▶ **Exercise requirements**:
Each line in the entries below that holds the string "checkin" is to be listed.

▶ **Recorded information**:
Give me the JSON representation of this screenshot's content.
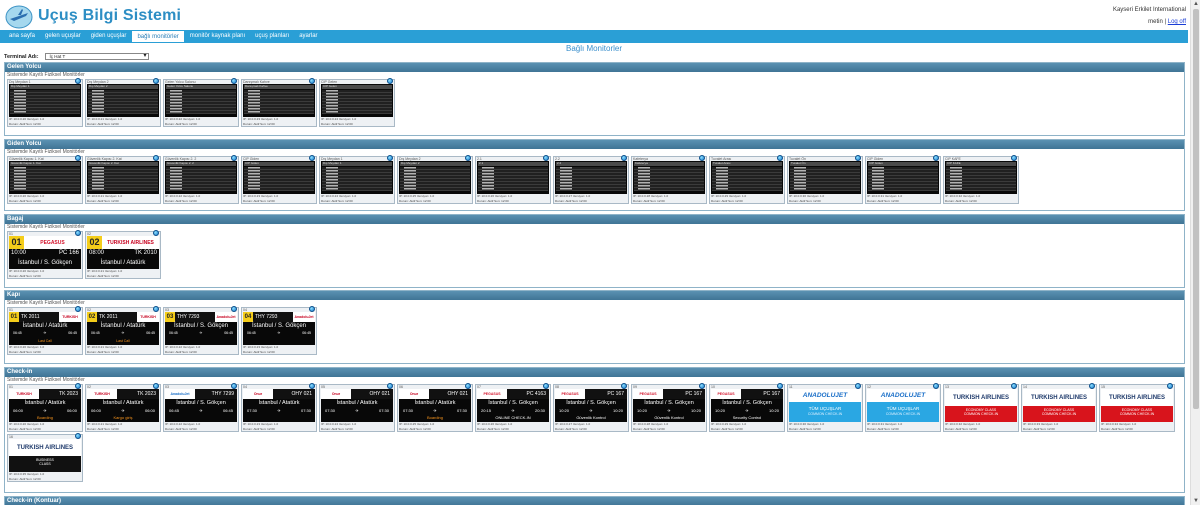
{
  "app": {
    "title": "Uçuş Bilgi Sistemi"
  },
  "user": {
    "airport": "Kayseri Erkilet International",
    "name": "metin",
    "separator": "|",
    "logout": "Log off"
  },
  "nav": [
    {
      "label": "ana sayfa",
      "active": false
    },
    {
      "label": "gelen uçuşlar",
      "active": false
    },
    {
      "label": "giden uçuşlar",
      "active": false
    },
    {
      "label": "bağlı monitörler",
      "active": true
    },
    {
      "label": "monitör kaynak planı",
      "active": false
    },
    {
      "label": "uçuş planları",
      "active": false
    },
    {
      "label": "ayarlar",
      "active": false
    }
  ],
  "page": {
    "heading": "Bağlı Monitorler",
    "terminal_label": "Terminal Adı:",
    "terminal_value": "İç Hat T"
  },
  "sections": [
    {
      "id": "gelen",
      "title": "Gelen Yolcu",
      "subtitle": "Sistemde Kayıtlı Fiziksel Monitörler",
      "kind": "list",
      "monitors": [
        "Dış Meydan 1",
        "Dış Meydan 2",
        "Gelen Yolcu Salonu",
        "Danışmalı Kahve",
        "CIP Gelen"
      ]
    },
    {
      "id": "giden",
      "title": "Giden Yolcu",
      "subtitle": "Sistemde Kayıtlı Fiziksel Monitörler",
      "kind": "list",
      "monitors": [
        "Güvenlik Kapısı 1. Kat",
        "Güvenlik Kapısı 2. Kat",
        "Güvenlik Kapısı 2. 2",
        "CIP Giden",
        "Dış Meydan 1",
        "Dış Meydan 2",
        "2.1",
        "2.2",
        "Kafeterya",
        "Tuvalet Arası",
        "Tuvalet Ön",
        "CIP Giden",
        "CIP KAFE"
      ]
    },
    {
      "id": "bagaj",
      "title": "Bagaj",
      "subtitle": "Sistemde Kayıtlı Fiziksel Monitörler",
      "kind": "baggage",
      "monitors": [
        {
          "num": "01",
          "brand": "PEGASUS",
          "brand_color": "#d4122a",
          "time": "10:00",
          "flight": "PC 166",
          "dest": "İstanbul / S. Gökçen"
        },
        {
          "num": "02",
          "brand": "TURKISH AIRLINES",
          "brand_color": "#c7001e",
          "time": "08:00",
          "flight": "TK 2010",
          "dest": "İstanbul / Atatürk"
        }
      ]
    },
    {
      "id": "kapi",
      "title": "Kapı",
      "subtitle": "Sistemde Kayıtlı Fiziksel Monitörler",
      "kind": "gate",
      "monitors": [
        {
          "num": "01",
          "flight": "TK 2011",
          "logo": "TURKISH",
          "dest": "İstanbul / Atatürk",
          "t1": "06:45",
          "t2": "06:45",
          "status": "Last Call"
        },
        {
          "num": "02",
          "flight": "TK 2011",
          "logo": "TURKISH",
          "dest": "İstanbul / Atatürk",
          "t1": "06:45",
          "t2": "06:45",
          "status": "Last Call"
        },
        {
          "num": "03",
          "flight": "THY 7293",
          "logo": "AnadoluJet",
          "dest": "İstanbul / S. Gökçen",
          "t1": "06:45",
          "t2": "06:45",
          "status": ""
        },
        {
          "num": "04",
          "flight": "THY 7293",
          "logo": "AnadoluJet",
          "dest": "İstanbul / S. Gökçen",
          "t1": "06:45",
          "t2": "06:45",
          "status": ""
        }
      ]
    },
    {
      "id": "checkin",
      "title": "Check-in",
      "subtitle": "Sistemde Kayıtlı Fiziksel Monitörler",
      "kind": "checkin",
      "monitors": [
        {
          "type": "flight",
          "logo": "TURKISH",
          "logo_color": "#c7001e",
          "flight": "TK 2023",
          "dest": "İstanbul / Atatürk",
          "t1": "06:00",
          "t2": "06:00",
          "note": "Boarding",
          "note_color": "orange"
        },
        {
          "type": "flight",
          "logo": "TURKISH",
          "logo_color": "#c7001e",
          "flight": "TK 2023",
          "dest": "İstanbul / Atatürk",
          "t1": "06:00",
          "t2": "06:00",
          "note": "Kargo giriş",
          "note_color": "orange"
        },
        {
          "type": "flight",
          "logo": "AnadoluJet",
          "logo_color": "#1a6fc8",
          "flight": "THY 7299",
          "dest": "İstanbul / S. Gökçen",
          "t1": "06:45",
          "t2": "06:45",
          "note": "",
          "note_color": "white"
        },
        {
          "type": "flight",
          "logo": "Onur",
          "logo_color": "#c7001e",
          "flight": "OHY 021",
          "dest": "İstanbul / Atatürk",
          "t1": "07:30",
          "t2": "07:30",
          "note": "",
          "note_color": "white"
        },
        {
          "type": "flight",
          "logo": "Onur",
          "logo_color": "#c7001e",
          "flight": "OHY 021",
          "dest": "İstanbul / Atatürk",
          "t1": "07:30",
          "t2": "07:30",
          "note": "",
          "note_color": "white"
        },
        {
          "type": "flight",
          "logo": "Onur",
          "logo_color": "#c7001e",
          "flight": "OHY 021",
          "dest": "İstanbul / Atatürk",
          "t1": "07:30",
          "t2": "07:30",
          "note": "Boarding",
          "note_color": "orange"
        },
        {
          "type": "flight",
          "logo": "PEGASUS",
          "logo_color": "#d4122a",
          "flight": "PC 4163",
          "dest": "İstanbul / S. Gökçen",
          "t1": "20:15",
          "t2": "20:30",
          "note": "ONLINE CHECK-IN",
          "note_color": "white"
        },
        {
          "type": "flight",
          "logo": "PEGASUS",
          "logo_color": "#d4122a",
          "flight": "PC 167",
          "dest": "İstanbul / S. Gökçen",
          "t1": "10:20",
          "t2": "10:20",
          "note": "Güvenlik Kontrol",
          "note_color": "white"
        },
        {
          "type": "flight",
          "logo": "PEGASUS",
          "logo_color": "#d4122a",
          "flight": "PC 167",
          "dest": "İstanbul / S. Gökçen",
          "t1": "10:20",
          "t2": "10:20",
          "note": "Güvenlik Kontrol",
          "note_color": "white"
        },
        {
          "type": "flight",
          "logo": "PEGASUS",
          "logo_color": "#d4122a",
          "flight": "PC 167",
          "dest": "İstanbul / S. Gökçen",
          "t1": "10:20",
          "t2": "10:20",
          "note": "Security Control",
          "note_color": "white"
        },
        {
          "type": "anadolu",
          "brand": "ANADOLUJET",
          "line1": "TÜM UÇUŞLAR",
          "line2": "COMMON CHECK-IN"
        },
        {
          "type": "anadolu",
          "brand": "ANADOLUJET",
          "line1": "TÜM UÇUŞLAR",
          "line2": "COMMON CHECK-IN"
        },
        {
          "type": "thy",
          "brand": "TURKISH AIRLINES",
          "line1": "ECONOMY CLASS",
          "line2": "COMMON CHECK-IN"
        },
        {
          "type": "thy",
          "brand": "TURKISH AIRLINES",
          "line1": "ECONOMY CLASS",
          "line2": "COMMON CHECK-IN"
        },
        {
          "type": "thy",
          "brand": "TURKISH AIRLINES",
          "line1": "ECONOMY CLASS",
          "line2": "COMMON CHECK-IN"
        },
        {
          "type": "thy-biz",
          "brand": "TURKISH AIRLINES",
          "line1": "BUSINESS",
          "line2": "CLASS"
        }
      ]
    },
    {
      "id": "checkin-kontuar",
      "title": "Check-in (Kontuar)",
      "subtitle": "",
      "kind": "none",
      "monitors": []
    }
  ]
}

▶ **Result below**:
      "id": "checkin",
      "kind": "checkin",
      "id": "checkin-kontuar",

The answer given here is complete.